What this task involves — Retype every entry exactly, character for character.

━━ Input data ━━

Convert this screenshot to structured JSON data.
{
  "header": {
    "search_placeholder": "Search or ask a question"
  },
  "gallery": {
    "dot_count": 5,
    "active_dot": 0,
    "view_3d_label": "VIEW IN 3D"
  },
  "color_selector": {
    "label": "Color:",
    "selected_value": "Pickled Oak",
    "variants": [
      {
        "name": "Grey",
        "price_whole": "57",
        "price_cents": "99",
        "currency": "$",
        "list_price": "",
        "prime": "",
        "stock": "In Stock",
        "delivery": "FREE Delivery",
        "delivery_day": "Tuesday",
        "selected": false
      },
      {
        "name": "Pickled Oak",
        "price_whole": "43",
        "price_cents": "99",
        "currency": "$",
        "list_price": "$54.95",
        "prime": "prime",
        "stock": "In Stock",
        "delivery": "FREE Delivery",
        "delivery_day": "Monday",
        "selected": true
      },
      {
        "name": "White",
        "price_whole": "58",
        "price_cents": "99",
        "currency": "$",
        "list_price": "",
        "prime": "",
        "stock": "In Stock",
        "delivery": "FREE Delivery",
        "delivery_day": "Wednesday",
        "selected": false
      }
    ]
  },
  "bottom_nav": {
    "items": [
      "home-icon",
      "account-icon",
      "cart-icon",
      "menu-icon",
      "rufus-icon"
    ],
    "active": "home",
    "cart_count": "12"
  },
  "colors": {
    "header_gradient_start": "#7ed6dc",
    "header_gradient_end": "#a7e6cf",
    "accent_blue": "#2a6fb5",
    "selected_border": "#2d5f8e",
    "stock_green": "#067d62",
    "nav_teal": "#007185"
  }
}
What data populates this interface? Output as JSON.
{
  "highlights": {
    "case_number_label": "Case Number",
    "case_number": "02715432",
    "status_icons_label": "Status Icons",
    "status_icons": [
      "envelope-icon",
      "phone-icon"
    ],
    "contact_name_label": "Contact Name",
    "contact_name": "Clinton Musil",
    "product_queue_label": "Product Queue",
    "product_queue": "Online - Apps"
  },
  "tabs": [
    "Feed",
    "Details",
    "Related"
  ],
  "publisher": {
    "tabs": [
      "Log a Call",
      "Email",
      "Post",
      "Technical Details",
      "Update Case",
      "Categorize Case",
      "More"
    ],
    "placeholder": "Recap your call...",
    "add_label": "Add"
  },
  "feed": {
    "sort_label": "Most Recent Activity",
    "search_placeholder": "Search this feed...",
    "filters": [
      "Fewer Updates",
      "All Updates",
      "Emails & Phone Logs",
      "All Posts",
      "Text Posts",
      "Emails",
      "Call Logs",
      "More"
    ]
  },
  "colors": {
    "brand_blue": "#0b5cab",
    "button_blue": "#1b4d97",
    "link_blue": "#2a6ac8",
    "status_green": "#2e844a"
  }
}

━━━

Output —
Convert this screenshot to structured JSON data.
{
  "header": {
    "search_placeholder": "Search or ask a question"
  },
  "gallery": {
    "dot_count": 5,
    "active_dot": 0,
    "view_3d_label": "VIEW IN 3D"
  },
  "color_selector": {
    "label": "Color:",
    "selected_value": "Pickled Oak",
    "variants": [
      {
        "name": "Grey",
        "price_whole": "57",
        "price_cents": "99",
        "currency": "$",
        "list_price": "",
        "prime": "",
        "stock": "In Stock",
        "delivery": "FREE Delivery",
        "delivery_day": "Tuesday",
        "selected": false
      },
      {
        "name": "Pickled Oak",
        "price_whole": "43",
        "price_cents": "99",
        "currency": "$",
        "list_price": "$54.95",
        "prime": "prime",
        "stock": "In Stock",
        "delivery": "FREE Delivery",
        "delivery_day": "Monday",
        "selected": true
      },
      {
        "name": "White",
        "price_whole": "58",
        "price_cents": "99",
        "currency": "$",
        "list_price": "",
        "prime": "",
        "stock": "In Stock",
        "delivery": "FREE Delivery",
        "delivery_day": "Wednesday",
        "selected": false
      }
    ]
  },
  "bottom_nav": {
    "items": [
      "home-icon",
      "account-icon",
      "cart-icon",
      "menu-icon",
      "rufus-icon"
    ],
    "active": "home",
    "cart_count": "12"
  },
  "colors": {
    "header_gradient_start": "#7ed6dc",
    "header_gradient_end": "#a7e6cf",
    "accent_blue": "#2a6fb5",
    "selected_border": "#2d5f8e",
    "stock_green": "#067d62",
    "nav_teal": "#007185"
  }
}
What data populates this interface? Output as JSON.
{
  "highlights": {
    "case_number_label": "Case Number",
    "case_number": "02715432",
    "status_icons_label": "Status Icons",
    "status_icons": [
      "envelope-icon",
      "phone-icon"
    ],
    "contact_name_label": "Contact Name",
    "contact_name": "Clinton Musil",
    "product_queue_label": "Product Queue",
    "product_queue": "Online - Apps"
  },
  "tabs": [
    "Feed",
    "Details",
    "Related"
  ],
  "publisher": {
    "tabs": [
      "Log a Call",
      "Email",
      "Post",
      "Technical Details",
      "Update Case",
      "Categorize Case",
      "More"
    ],
    "placeholder": "Recap your call...",
    "add_label": "Add"
  },
  "feed": {
    "sort_label": "Most Recent Activity",
    "search_placeholder": "Search this feed...",
    "filters": [
      "Fewer Updates",
      "All Updates",
      "Emails & Phone Logs",
      "All Posts",
      "Text Posts",
      "Emails",
      "Call Logs",
      "More"
    ]
  },
  "colors": {
    "brand_blue": "#0b5cab",
    "button_blue": "#1b4d97",
    "link_blue": "#2a6ac8",
    "status_green": "#2e844a"
  }
}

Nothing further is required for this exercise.